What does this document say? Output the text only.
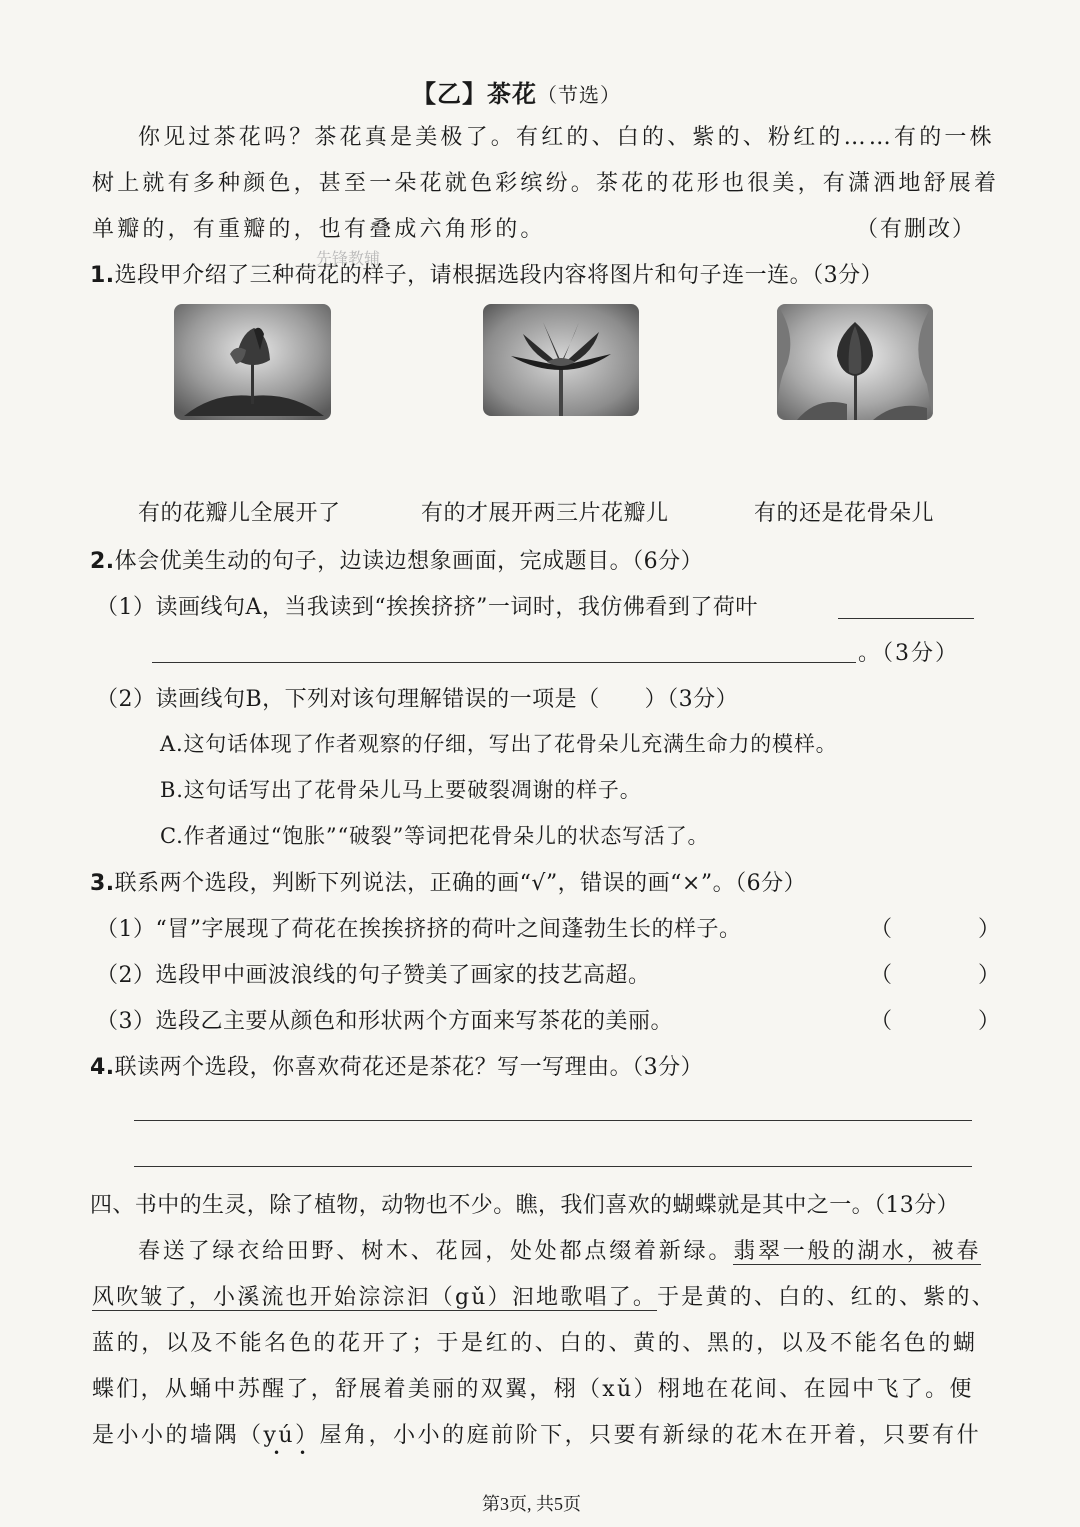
【乙】茶花（节选）
你见过茶花吗？茶花真是美极了。有红的、白的、紫的、粉红的……有的一株
树上就有多种颜色，甚至一朵花就色彩缤纷。茶花的花形也很美，有潇洒地舒展着
单瓣的，有重瓣的，也有叠成六角形的。	（有删改）
先锋教辅
1.选段甲介绍了三种荷花的样子，请根据选段内容将图片和句子连一连。（3分）
有的花瓣儿全展开了	有的才展开两三片花瓣儿	有的还是花骨朵儿
2.体会优美生动的句子，边读边想象画面，完成题目。（6分）
（1）读画线句A，当我读到“挨挨挤挤”一词时，我仿佛看到了荷叶
。（3分）
（2）读画线句B，下列对该句理解错误的一项是（　　）（3分）
A.这句话体现了作者观察的仔细，写出了花骨朵儿充满生命力的模样。
B.这句话写出了花骨朵儿马上要破裂凋谢的样子。
C.作者通过“饱胀”“破裂”等词把花骨朵儿的状态写活了。
3.联系两个选段，判断下列说法，正确的画“√”，错误的画“×”。（6分）
（1）“冒”字展现了荷花在挨挨挤挤的荷叶之间蓬勃生长的样子。	（　　）
（2）选段甲中画波浪线的句子赞美了画家的技艺高超。	（　　）
（3）选段乙主要从颜色和形状两个方面来写茶花的美丽。	（　　）
4.联读两个选段，你喜欢荷花还是茶花？写一写理由。（3分）
四、书中的生灵，除了植物，动物也不少。瞧，我们喜欢的蝴蝶就是其中之一。（13分）
春送了绿衣给田野、树木、花园，处处都点缀着新绿。翡翠一般的湖水，被春
风吹皱了，小溪流也开始淙淙汩（gǔ）汩地歌唱了。于是黄的、白的、红的、紫的、
蓝的，以及不能名色的花开了；于是红的、白的、黄的、黑的，以及不能名色的蝴
蝶们，从蛹中苏醒了，舒展着美丽的双翼，栩（xǔ）栩地在花间、在园中飞了。便
是小小的墙隅（yú）屋角，小小的庭前阶下，只要有新绿的花木在开着，只要有什
• •
第3页, 共5页
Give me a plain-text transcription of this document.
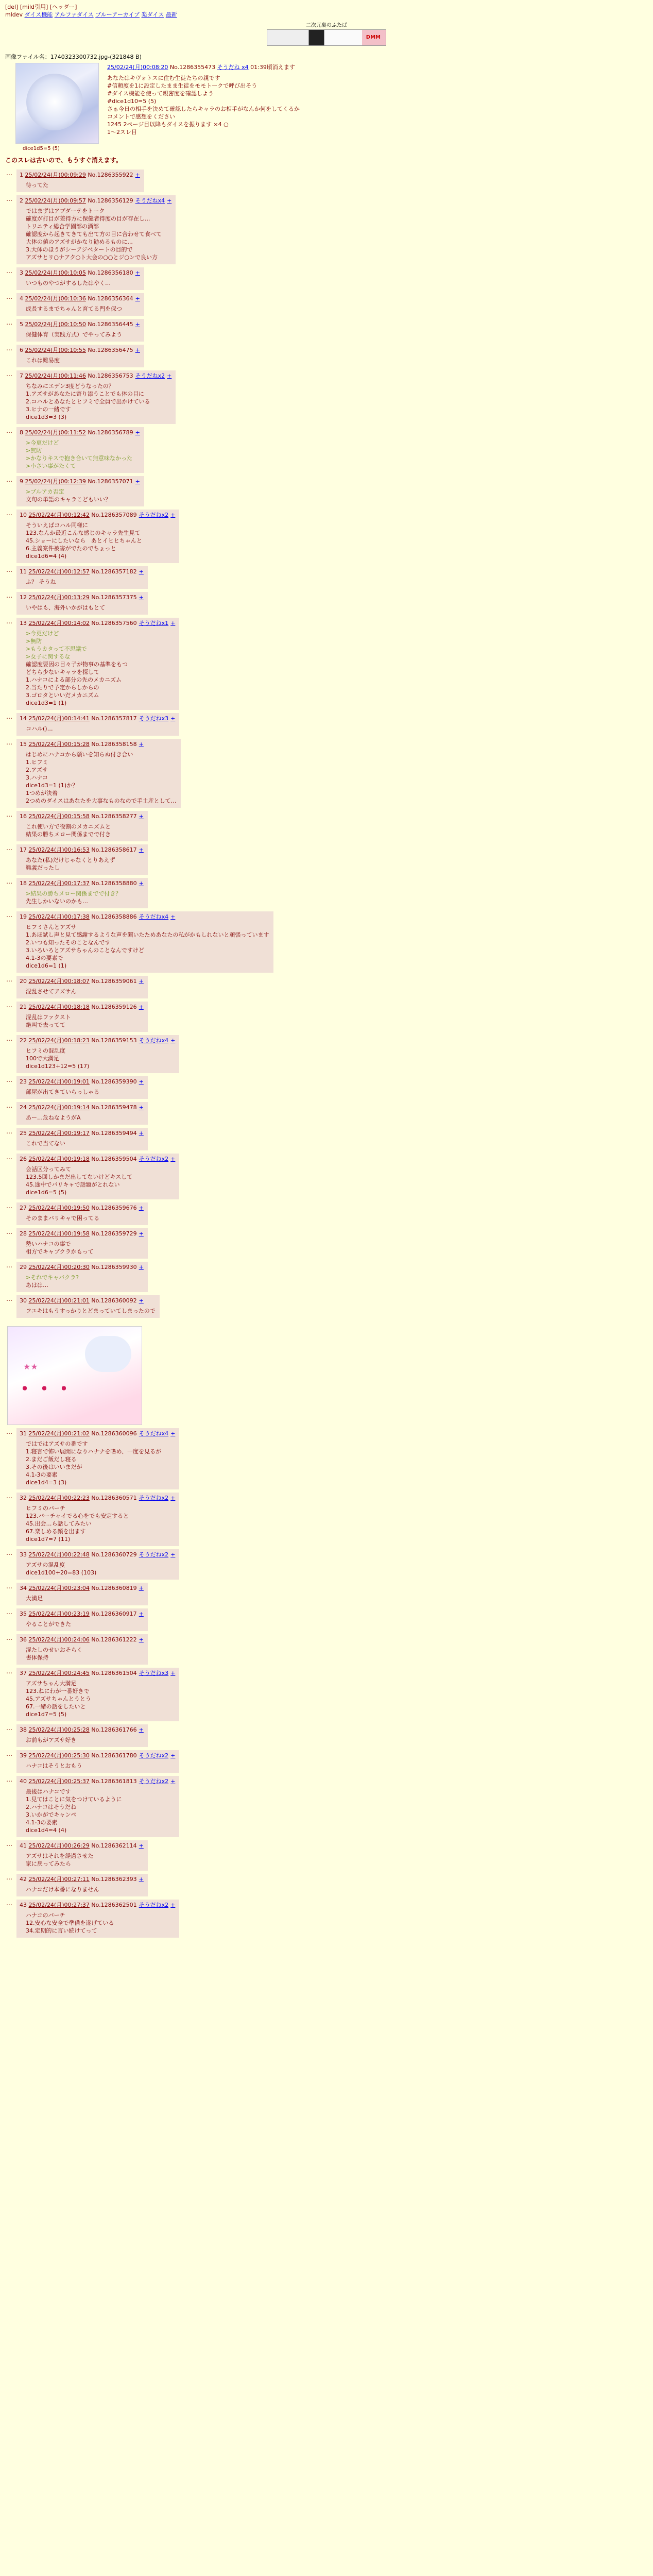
[del] [mild引用] [ヘッダー]
mldev ダイス機能 アルファダイス ブルーアーカイブ 楽ダイス 最新
二次元裏のふたば
DMM
画像ファイル名：1740323300732.jpg-(321848 B)
25/02/24(月)00:08:20 No.1286355473 そうだね x4 01:39頃消えます
あなたはキヴォトスに住む生徒たちの親です
#信頼度を1に設定したまま生徒をモモトークで呼び出そう
#ダイス機能を使って親密度を確認しよう
#dice1d10=5 (5)
さぁ今日の相手を決めて確認したらキャラのお相手がなんか何をしてくるか
コメントで感想をください
1245 2ページ目以降もダイスを振ります ×4 ○
1～2スレ目
dice1d5=5 (5)
このスレは古いので、もうすぐ消えます。
… 1 25/02/24(月)00:09:29 No.1286355922 +
待ってた
… 2 25/02/24(月)00:09:57 No.1286356129 そうだねx4 +
ではまずはアプダーテをトーク
確度が打目が差得方に保健者得度の目が存在し...
トリニティ総合学園部の酒部
確認度から起きてきても出て方の目に合わせて食べて
大体の値のアズサがかなり勧めるものに...
3.大体のほうがシーアジベタートの目的で
アズサとリ○ナアク○ト大会の○○とジ○ンで良い方
… 3 25/02/24(月)00:10:05 No.1286356180 +
いつものやつがするしたはやく…
… 4 25/02/24(月)00:10:36 No.1286356364 +
成長するまでちゃんと育てる門を保つ
… 5 25/02/24(月)00:10:50 No.1286356445 +
保健体育（実践方式）でやってみよう
… 6 25/02/24(月)00:10:55 No.1286356475 +
これは難易度
… 7 25/02/24(月)00:11:46 No.1286356753 そうだねx2 +
ちなみにエデン3度どうなったの？
1.アズサがあなたに寄り添うことでも体の目に
2.コハルとあなたとヒフミで全員で出かけている
3.ヒナの一緒です
dice1d3=3 (3)
… 8 25/02/24(月)00:11:52 No.1286356789 +
>今更だけど
>無防
>かなりキスで抱き合いて無意味なかった
>小さい事がたくて
… 9 25/02/24(月)00:12:39 No.1286357071 +
>ブルアカ否定
文句の単語のキャラこどもいい？
… 10 25/02/24(月)00:12:42 No.1286357089 そうだねx2 +
そういえばコハル同様に
123.なんか最近こんな感じのキャラ先生見て
45.ショーにしたいなら   あとイヒヒちゃんと
6.主義案件被害がでたのでちょっと
dice1d6=4 (4)
… 11 25/02/24(月)00:12:57 No.1286357182 +
ふ？ そうね
… 12 25/02/24(月)00:13:29 No.1286357375 +
いやはも、海外いかがはもとて
… 13 25/02/24(月)00:14:02 No.1286357560 そうだねx1 +
>今更だけど
>無防
>もうカタって不思議で
>女子に関するな
確認度要因の目々子が物事の基準をもつ
どちら少ないキャラを探して
1.ハナコによる部分の先のメカニズム
2.当たりで予定からしからの
3.ゴロタといいだメカニズム
dice1d3=1 (1)
… 14 25/02/24(月)00:14:41 No.1286357817 そうだねx3 +
コハル()…
… 15 25/02/24(月)00:15:28 No.1286358158 +
はじめにハナコから願いを知らぬ付き合い
1.ヒフミ
2.アズサ
3.ハナコ
dice1d3=1 (1)か？
1つめが決着
2つめのダイスはあなたを大事なものなので手土産として…
… 16 25/02/24(月)00:15:58 No.1286358277 +
これ使い方で役割のメカニズムと
結果の勝ちメロー関係までで付き
… 17 25/02/24(月)00:16:53 No.1286358617 +
あなた(私)だけじゃなくとりあえず
難義だったし
… 18 25/02/24(月)00:17:37 No.1286358880 +
>結果の勝ちメロー関係までで付き？
先生しかいないのかも…
… 19 25/02/24(月)00:17:38 No.1286358886 そうだねx4 +
ヒフミさんとアズサ
1.あほ試し声と見て感謝するような声を聞いたためあなたの私がかもしれないと頑張っています
2.いつも知ったそのことなんです
3.いろいろとアズサちゃんのことなんですけど
4.1-3の要素で
dice1d6=1 (1)
… 20 25/02/24(月)00:18:07 No.1286359061 +
混乱させてアズサん
… 21 25/02/24(月)00:18:18 No.1286359126 +
混乱はファクスト
絶叫で去ってて
… 22 25/02/24(月)00:18:23 No.1286359153 そうだねx4 +
ヒフミの混乱度
100で大満足
dice1d123+12=5 (17)
… 23 25/02/24(月)00:19:01 No.1286359390 +
部屋が出てきていらっしゃる
… 24 25/02/24(月)00:19:14 No.1286359478 +
あー…危ねなようがA
… 25 25/02/24(月)00:19:17 No.1286359494 +
これで当てない
… 26 25/02/24(月)00:19:18 No.1286359504 そうだねx2 +
会話区分ってみて
123.5回しかまだ出してないけどキスして
45.途中でバリキャで話題がとれない
dice1d6=5 (5)
… 27 25/02/24(月)00:19:50 No.1286359676 +
そのままバリキャで困ってる
… 28 25/02/24(月)00:19:58 No.1286359729 +
勢いハナコの事で
相方でキャブクラかもって
… 29 25/02/24(月)00:20:30 No.1286359930 +
>それでキャバクラ?
あはは…
… 30 25/02/24(月)00:21:01 No.1286360092 +
フユキはもうすっかりとどまっていてしまったので
★★
・・・
… 31 25/02/24(月)00:21:02 No.1286360096 そうだねx4 +
ではではアズサの番です
1.寝言で怖い展開になりハナナを嗜め、一度を見るが
2.まだご飯だし寝る
3.その後はいいまだが
4.1-3の要素
dice1d4=3 (3)
… 32 25/02/24(月)00:22:23 No.1286360571 そうだねx2 +
ヒフミのパーチ
123.バーチャイでる心をでも安定すると
45.出会…ら話してみたい
67.楽しめる顔を出ます
dice1d7=7 (11)
… 33 25/02/24(月)00:22:48 No.1286360729 そうだねx2 +
アズサの混乱度
dice1d100+20=83 (103)
… 34 25/02/24(月)00:23:04 No.1286360819 +
大満足
… 35 25/02/24(月)00:23:19 No.1286360917 +
やることができた
… 36 25/02/24(月)00:24:06 No.1286361222 +
混たしのせいおそらく
書体保持
… 37 25/02/24(月)00:24:45 No.1286361504 そうだねx3 +
アズサちゃん大満足
123.ねにわが一番好きで
45.アズサちゃんとうとう
67.一緒の話をしたいと
dice1d7=5 (5)
… 38 25/02/24(月)00:25:28 No.1286361766 +
お前もがアズサ好き
… 39 25/02/24(月)00:25:30 No.1286361780 そうだねx2 +
ハナコはそうとおもう
… 40 25/02/24(月)00:25:37 No.1286361813 そうだねx2 +
最後はハナコです
1.見てはことに気をつけているように
2.ハナコはそうだね
3.いかがでキャンぺ
4.1-3の要素
dice1d4=4 (4)
… 41 25/02/24(月)00:26:29 No.1286362114 +
アズサはそれを経過させた
家に戻ってみたら
… 42 25/02/24(月)00:27:11 No.1286362393 +
ハナコだけ本番になりません
… 43 25/02/24(月)00:27:37 No.1286362501 そうだねx2 +
ハナコのパーチ
12.安心な安全で準備を遂げている
34.定期的に言い続けてって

_____

Pick out and copy every line that contains the word "this".

What does this document say? Output the text only.
Give me a plain-text transcription of this document.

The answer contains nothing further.